Records:
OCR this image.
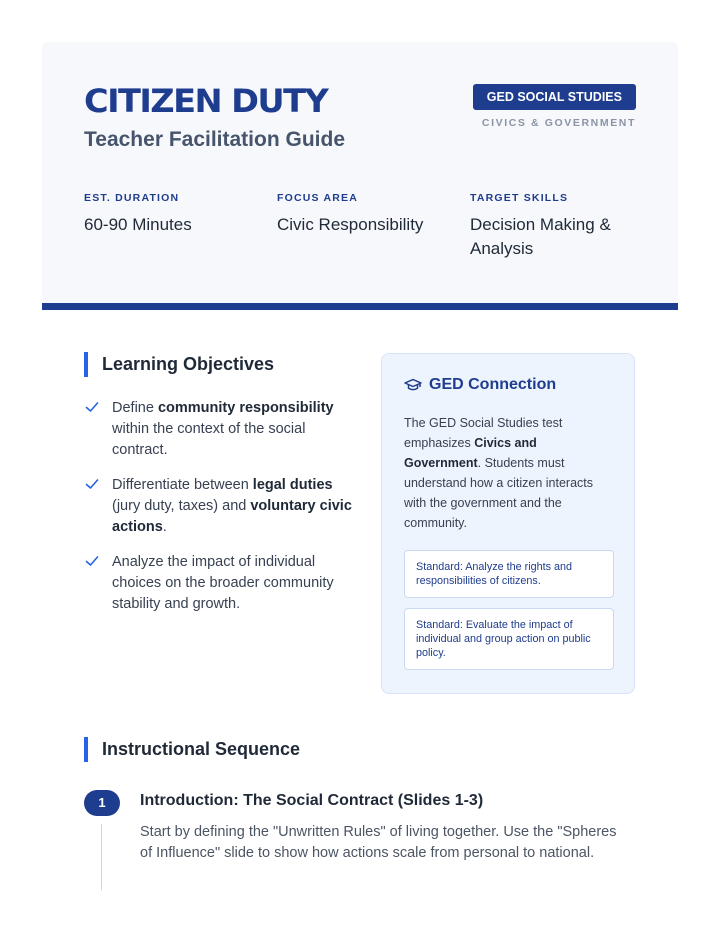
CITIZEN DUTY
Teacher Facilitation Guide
GED SOCIAL STUDIES
CIVICS & GOVERNMENT
EST. DURATION
60-90 Minutes
FOCUS AREA
Civic Responsibility
TARGET SKILLS
Decision Making & Analysis
Learning Objectives
Define community responsibility within the context of the social contract.
Differentiate between legal duties (jury duty, taxes) and voluntary civic actions.
Analyze the impact of individual choices on the broader community stability and growth.
GED Connection
The GED Social Studies test emphasizes Civics and Government. Students must understand how a citizen interacts with the government and the community.
Standard: Analyze the rights and responsibilities of citizens.
Standard: Evaluate the impact of individual and group action on public policy.
Instructional Sequence
1	Introduction: The Social Contract (Slides 1-3)
Start by defining the "Unwritten Rules" of living together. Use the "Spheres of Influence" slide to show how actions scale from personal to national.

Request:
Look above for every line with the word "actions" and copy it.

Answer to the exercise:
Differentiate between legal duties (jury duty, taxes) and voluntary civic actions.
Start by defining the "Unwritten Rules" of living together. Use the "Spheres of Influence" slide to show how actions scale from personal to national.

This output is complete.